▶ Set problem: In the data below, find each line containing the string "JSON" and return it.

>>>>>

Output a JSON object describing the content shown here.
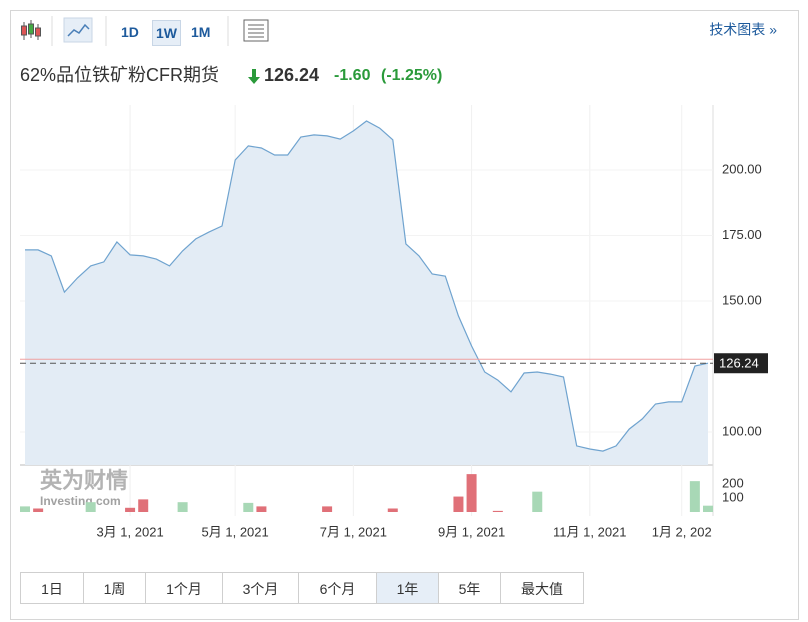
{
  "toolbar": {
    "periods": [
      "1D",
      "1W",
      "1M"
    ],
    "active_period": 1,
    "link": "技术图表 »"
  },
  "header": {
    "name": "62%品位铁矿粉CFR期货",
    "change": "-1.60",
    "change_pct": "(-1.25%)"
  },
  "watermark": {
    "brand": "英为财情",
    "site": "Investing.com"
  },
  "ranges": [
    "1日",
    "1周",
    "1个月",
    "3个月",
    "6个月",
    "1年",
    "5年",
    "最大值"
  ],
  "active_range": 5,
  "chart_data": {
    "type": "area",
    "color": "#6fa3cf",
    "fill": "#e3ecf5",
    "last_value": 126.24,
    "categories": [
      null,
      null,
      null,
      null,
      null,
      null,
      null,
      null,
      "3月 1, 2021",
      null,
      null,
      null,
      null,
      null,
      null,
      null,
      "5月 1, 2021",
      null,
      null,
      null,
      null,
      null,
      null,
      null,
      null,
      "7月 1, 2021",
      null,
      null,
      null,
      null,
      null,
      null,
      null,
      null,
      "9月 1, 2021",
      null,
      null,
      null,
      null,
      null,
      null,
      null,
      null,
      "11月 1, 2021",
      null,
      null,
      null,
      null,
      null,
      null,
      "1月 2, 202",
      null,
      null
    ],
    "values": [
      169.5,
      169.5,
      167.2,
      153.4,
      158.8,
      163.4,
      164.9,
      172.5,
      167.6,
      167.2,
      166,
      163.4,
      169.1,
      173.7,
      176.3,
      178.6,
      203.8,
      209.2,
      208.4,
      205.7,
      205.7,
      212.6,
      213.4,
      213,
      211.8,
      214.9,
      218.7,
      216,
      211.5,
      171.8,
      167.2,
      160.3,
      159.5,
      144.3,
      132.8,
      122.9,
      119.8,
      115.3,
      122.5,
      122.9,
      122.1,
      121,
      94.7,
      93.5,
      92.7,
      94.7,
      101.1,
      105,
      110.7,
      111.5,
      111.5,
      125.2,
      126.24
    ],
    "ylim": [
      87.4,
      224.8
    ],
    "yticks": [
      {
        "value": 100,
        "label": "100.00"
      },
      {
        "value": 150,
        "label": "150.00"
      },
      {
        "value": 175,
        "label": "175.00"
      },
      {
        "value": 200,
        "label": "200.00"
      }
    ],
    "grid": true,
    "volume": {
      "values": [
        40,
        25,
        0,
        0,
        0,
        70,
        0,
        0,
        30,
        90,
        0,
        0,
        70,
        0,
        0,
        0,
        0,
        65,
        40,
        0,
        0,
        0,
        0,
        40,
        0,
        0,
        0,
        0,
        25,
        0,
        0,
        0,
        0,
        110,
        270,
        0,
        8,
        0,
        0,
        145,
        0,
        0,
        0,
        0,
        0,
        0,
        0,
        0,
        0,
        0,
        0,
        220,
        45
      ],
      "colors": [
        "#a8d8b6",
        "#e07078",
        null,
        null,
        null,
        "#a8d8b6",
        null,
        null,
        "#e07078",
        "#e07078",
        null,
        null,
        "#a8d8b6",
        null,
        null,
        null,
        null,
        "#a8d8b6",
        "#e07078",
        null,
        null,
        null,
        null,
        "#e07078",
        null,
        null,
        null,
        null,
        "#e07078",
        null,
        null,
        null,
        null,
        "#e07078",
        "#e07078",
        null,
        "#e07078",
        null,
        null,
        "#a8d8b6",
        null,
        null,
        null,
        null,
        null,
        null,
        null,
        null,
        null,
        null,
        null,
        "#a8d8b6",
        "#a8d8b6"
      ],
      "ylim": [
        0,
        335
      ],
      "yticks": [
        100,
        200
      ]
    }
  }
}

<<<<<
>>>>>

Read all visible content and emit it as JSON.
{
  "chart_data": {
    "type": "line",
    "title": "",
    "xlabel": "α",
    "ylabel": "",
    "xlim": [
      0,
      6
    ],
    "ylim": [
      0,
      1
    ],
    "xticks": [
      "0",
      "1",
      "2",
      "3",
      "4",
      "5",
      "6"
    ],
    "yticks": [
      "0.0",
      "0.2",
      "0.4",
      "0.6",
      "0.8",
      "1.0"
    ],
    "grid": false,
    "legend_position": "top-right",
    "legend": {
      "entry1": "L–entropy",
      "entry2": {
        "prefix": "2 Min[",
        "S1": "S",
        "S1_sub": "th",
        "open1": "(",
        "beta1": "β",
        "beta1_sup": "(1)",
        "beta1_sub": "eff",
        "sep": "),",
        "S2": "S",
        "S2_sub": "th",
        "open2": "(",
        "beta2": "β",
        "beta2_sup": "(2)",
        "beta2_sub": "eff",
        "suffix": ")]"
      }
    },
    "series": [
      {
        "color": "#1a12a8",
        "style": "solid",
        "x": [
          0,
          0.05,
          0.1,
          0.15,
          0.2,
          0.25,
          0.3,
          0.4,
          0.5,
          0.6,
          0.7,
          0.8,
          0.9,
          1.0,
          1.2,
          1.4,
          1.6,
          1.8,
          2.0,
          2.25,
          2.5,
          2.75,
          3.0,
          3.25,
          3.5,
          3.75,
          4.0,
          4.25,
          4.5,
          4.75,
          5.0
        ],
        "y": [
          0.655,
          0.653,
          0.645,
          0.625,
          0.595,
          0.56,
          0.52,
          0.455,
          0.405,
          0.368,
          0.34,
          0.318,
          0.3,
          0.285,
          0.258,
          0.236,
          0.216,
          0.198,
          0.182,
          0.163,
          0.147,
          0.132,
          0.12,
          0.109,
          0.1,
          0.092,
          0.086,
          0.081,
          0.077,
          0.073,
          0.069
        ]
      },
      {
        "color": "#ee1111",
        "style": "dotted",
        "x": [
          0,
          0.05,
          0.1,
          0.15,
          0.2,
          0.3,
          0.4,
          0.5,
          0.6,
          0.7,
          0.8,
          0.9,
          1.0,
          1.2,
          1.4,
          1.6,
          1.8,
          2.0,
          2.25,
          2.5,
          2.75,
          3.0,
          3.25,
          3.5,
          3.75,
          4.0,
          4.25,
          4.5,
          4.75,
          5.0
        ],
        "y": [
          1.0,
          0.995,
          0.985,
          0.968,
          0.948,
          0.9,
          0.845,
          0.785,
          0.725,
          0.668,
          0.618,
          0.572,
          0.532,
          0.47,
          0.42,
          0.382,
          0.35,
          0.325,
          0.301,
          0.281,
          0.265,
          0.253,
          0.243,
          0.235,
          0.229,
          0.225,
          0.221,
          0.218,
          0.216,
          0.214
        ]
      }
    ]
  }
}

<<<<<

▶ Expected answer:
Output a JSON object describing the content shown here.
Read all visible content and emit it as JSON.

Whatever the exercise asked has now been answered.